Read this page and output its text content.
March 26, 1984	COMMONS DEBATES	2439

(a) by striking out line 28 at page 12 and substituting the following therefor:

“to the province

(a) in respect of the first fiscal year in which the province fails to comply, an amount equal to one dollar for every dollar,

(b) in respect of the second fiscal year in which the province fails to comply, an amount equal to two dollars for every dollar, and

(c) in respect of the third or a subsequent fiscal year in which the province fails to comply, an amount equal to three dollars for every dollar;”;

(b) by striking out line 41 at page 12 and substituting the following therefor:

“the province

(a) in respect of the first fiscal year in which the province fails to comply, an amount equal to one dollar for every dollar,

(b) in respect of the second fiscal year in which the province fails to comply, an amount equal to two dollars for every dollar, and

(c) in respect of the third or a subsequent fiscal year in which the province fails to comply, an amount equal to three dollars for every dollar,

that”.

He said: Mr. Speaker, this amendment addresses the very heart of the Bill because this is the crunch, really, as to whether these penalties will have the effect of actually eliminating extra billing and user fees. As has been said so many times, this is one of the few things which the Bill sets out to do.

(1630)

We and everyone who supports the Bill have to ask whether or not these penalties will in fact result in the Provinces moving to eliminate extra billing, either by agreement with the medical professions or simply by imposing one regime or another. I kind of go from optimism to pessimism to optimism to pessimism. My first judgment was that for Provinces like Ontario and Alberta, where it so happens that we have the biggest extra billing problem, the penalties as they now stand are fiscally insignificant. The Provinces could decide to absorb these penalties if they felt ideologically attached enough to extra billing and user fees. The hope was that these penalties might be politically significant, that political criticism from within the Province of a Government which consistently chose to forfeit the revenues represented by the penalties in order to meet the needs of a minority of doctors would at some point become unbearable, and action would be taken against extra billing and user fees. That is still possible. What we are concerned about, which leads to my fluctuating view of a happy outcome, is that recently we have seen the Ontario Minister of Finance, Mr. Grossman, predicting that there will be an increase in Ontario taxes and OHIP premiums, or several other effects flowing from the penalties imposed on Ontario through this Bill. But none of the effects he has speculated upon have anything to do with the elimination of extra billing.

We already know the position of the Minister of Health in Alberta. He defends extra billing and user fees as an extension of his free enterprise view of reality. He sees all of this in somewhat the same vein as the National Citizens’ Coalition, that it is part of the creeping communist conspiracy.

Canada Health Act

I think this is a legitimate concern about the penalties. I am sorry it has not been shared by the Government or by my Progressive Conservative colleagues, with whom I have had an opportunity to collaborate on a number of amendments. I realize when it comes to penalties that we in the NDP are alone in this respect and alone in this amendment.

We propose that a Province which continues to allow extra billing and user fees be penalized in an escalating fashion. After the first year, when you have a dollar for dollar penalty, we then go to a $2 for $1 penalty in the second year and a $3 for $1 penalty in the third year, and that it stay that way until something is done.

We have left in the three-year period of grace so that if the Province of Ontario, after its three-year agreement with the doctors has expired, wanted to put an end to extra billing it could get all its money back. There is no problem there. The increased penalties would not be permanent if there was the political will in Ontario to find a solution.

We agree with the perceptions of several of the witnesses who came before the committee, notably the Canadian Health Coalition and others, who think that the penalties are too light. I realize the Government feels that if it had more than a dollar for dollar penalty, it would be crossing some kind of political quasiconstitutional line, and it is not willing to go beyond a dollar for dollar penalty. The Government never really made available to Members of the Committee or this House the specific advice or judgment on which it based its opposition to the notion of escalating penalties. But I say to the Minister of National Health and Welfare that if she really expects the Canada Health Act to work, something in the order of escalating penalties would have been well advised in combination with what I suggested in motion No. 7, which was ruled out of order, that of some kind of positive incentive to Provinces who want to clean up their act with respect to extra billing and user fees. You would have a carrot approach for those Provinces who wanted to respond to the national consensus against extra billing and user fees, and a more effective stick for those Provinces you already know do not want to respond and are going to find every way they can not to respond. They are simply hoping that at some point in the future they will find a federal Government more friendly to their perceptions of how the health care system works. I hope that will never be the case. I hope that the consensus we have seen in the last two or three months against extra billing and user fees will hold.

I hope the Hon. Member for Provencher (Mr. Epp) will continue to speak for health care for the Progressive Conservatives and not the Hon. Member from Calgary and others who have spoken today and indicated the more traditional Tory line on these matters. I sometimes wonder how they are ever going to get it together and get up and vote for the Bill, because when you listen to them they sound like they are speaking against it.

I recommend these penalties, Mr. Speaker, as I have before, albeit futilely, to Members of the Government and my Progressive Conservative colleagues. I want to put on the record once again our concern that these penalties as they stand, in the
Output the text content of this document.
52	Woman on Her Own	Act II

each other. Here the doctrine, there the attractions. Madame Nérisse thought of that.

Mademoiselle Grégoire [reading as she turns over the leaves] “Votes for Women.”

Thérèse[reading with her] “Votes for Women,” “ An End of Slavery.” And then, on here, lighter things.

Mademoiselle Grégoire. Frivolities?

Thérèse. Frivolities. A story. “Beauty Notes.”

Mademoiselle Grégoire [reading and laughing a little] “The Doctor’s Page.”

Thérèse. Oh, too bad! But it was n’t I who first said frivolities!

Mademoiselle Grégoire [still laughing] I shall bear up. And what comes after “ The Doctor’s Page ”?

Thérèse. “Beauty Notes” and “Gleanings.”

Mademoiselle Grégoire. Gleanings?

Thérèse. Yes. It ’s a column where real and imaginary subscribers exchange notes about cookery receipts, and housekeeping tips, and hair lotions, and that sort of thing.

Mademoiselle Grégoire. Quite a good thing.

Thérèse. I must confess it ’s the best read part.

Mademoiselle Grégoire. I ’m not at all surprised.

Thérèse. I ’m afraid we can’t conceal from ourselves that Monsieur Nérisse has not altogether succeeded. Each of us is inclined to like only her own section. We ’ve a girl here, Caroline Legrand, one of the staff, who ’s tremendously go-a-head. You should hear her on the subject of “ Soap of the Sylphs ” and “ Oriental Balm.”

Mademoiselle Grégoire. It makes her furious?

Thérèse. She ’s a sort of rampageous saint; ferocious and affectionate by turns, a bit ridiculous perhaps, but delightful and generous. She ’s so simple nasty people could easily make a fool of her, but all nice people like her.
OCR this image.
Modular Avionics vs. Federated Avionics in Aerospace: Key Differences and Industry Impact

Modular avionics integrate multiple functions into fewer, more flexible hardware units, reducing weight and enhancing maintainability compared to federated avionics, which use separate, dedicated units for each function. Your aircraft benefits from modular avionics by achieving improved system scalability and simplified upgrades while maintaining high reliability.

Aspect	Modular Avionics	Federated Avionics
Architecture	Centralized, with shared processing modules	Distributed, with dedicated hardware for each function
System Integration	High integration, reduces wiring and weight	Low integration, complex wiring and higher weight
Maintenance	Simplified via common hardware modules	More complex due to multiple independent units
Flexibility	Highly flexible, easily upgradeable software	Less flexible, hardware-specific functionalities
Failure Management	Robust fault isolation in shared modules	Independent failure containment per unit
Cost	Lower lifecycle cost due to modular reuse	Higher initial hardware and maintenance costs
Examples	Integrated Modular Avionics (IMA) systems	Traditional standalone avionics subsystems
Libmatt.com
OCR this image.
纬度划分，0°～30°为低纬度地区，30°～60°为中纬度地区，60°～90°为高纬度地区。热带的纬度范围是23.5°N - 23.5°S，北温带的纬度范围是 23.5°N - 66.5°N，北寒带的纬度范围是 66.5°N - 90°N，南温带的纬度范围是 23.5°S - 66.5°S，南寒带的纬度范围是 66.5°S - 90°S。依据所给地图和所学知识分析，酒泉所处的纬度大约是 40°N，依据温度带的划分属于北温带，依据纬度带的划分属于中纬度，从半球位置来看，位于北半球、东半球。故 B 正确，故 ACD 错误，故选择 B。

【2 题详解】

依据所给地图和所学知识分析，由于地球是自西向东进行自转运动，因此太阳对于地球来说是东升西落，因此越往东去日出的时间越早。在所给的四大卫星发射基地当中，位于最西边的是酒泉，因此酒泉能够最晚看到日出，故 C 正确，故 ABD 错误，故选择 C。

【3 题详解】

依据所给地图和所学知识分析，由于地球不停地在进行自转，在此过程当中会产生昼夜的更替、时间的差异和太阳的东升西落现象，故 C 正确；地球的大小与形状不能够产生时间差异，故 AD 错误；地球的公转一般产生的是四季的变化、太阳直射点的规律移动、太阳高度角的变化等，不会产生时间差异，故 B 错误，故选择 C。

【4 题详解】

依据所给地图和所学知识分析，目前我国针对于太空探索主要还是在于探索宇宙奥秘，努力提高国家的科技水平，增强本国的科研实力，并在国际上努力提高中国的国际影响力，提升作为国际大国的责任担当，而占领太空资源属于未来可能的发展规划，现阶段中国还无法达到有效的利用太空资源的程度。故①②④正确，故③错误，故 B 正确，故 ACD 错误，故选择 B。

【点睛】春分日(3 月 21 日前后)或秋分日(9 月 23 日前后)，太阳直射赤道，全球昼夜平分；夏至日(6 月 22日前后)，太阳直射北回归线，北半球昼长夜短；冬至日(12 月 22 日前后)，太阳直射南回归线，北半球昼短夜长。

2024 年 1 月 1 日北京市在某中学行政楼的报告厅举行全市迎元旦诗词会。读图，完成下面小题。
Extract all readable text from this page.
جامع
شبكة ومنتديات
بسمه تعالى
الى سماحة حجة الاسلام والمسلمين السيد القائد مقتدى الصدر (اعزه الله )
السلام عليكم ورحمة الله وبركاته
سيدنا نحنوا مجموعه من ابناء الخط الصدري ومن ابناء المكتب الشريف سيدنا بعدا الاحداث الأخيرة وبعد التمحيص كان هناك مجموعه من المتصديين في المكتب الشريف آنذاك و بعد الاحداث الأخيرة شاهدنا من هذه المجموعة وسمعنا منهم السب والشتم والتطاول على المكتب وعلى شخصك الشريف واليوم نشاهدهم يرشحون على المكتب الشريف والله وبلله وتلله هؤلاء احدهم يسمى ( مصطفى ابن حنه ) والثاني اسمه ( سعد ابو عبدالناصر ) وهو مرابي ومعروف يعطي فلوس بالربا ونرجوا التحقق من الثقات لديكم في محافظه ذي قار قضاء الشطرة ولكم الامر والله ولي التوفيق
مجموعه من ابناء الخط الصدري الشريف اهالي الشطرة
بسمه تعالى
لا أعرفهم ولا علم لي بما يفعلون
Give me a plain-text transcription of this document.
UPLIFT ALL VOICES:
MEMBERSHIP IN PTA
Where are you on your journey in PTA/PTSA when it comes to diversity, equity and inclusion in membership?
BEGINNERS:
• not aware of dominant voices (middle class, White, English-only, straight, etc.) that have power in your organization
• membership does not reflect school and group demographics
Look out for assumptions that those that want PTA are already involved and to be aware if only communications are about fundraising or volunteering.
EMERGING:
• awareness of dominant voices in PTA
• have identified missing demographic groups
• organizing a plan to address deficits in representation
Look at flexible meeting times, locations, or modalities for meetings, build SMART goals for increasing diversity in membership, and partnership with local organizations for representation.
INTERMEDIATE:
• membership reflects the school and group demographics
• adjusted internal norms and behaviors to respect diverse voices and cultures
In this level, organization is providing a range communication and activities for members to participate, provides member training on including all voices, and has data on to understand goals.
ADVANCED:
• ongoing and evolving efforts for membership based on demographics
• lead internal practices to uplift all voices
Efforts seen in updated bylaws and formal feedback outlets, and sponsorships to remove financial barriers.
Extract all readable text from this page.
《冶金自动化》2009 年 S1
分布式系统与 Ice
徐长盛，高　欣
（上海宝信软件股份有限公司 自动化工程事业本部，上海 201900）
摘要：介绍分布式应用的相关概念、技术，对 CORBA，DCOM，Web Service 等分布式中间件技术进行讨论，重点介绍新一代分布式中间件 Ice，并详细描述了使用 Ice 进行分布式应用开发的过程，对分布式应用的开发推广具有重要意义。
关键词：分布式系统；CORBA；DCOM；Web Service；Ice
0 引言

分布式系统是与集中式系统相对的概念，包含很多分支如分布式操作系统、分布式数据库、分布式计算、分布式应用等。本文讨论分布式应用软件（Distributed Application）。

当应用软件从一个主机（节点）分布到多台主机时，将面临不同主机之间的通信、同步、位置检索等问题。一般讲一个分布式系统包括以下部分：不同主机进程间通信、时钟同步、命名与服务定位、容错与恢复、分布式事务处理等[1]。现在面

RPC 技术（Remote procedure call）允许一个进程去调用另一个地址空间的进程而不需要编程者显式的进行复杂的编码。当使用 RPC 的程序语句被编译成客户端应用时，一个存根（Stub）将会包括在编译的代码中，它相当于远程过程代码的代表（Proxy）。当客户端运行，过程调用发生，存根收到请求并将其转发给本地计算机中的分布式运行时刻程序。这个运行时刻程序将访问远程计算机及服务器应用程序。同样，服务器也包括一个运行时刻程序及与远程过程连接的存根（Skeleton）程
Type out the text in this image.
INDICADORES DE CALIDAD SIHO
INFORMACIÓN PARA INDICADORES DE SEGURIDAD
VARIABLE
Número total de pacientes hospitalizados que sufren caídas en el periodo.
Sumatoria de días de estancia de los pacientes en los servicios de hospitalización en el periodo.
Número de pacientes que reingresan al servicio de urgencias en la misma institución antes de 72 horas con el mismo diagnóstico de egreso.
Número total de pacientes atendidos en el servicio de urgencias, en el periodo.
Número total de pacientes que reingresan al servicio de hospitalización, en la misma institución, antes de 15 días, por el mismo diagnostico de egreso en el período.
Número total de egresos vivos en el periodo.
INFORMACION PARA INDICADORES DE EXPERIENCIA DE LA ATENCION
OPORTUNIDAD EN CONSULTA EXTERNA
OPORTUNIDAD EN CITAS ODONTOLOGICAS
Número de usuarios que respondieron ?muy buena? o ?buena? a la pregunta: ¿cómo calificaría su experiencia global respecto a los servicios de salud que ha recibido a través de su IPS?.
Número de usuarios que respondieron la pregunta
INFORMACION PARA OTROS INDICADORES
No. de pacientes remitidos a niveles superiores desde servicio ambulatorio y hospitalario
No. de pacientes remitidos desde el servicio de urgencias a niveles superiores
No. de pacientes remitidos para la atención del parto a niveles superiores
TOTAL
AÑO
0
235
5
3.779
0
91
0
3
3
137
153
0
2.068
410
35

◇ ◇ ◇ ◇ ◇

▶ What you will do:
Go through the preceding material and copy each line that has the word "year".

▶ Answer to the problem:
(a) in respect of the first fiscal year in which the province fails to comply, an amount equal to one dollar for every dollar,
(b) in respect of the second fiscal year in which the province fails to comply, an amount equal to two dollars for every dollar, and
(c) in respect of the third or a subsequent fiscal year in which the province fails to comply, an amount equal to three dollars for every dollar;”;
(a) in respect of the first fiscal year in which the province fails to comply, an amount equal to one dollar for every dollar,
(b) in respect of the second fiscal year in which the province fails to comply, an amount equal to two dollars for every dollar, and
(c) in respect of the third or a subsequent fiscal year in which the province fails to comply, an amount equal to three dollars for every dollar,
We propose that a Province which continues to allow extra billing and user fees be penalized in an escalating fashion. After the first year, when you have a dollar for dollar penalty, we then go to a $2 for $1 penalty in the second year and a $3 for $1 penalty in the third year, and that it stay that way until something is done.
We have left in the three-year period of grace so that if the Province of Ontario, after its three-year agreement with the doctors has expired, wanted to put an end to extra billing it could get all its money back. There is no problem there. The increased penalties would not be permanent if there was the political will in Ontario to find a solution.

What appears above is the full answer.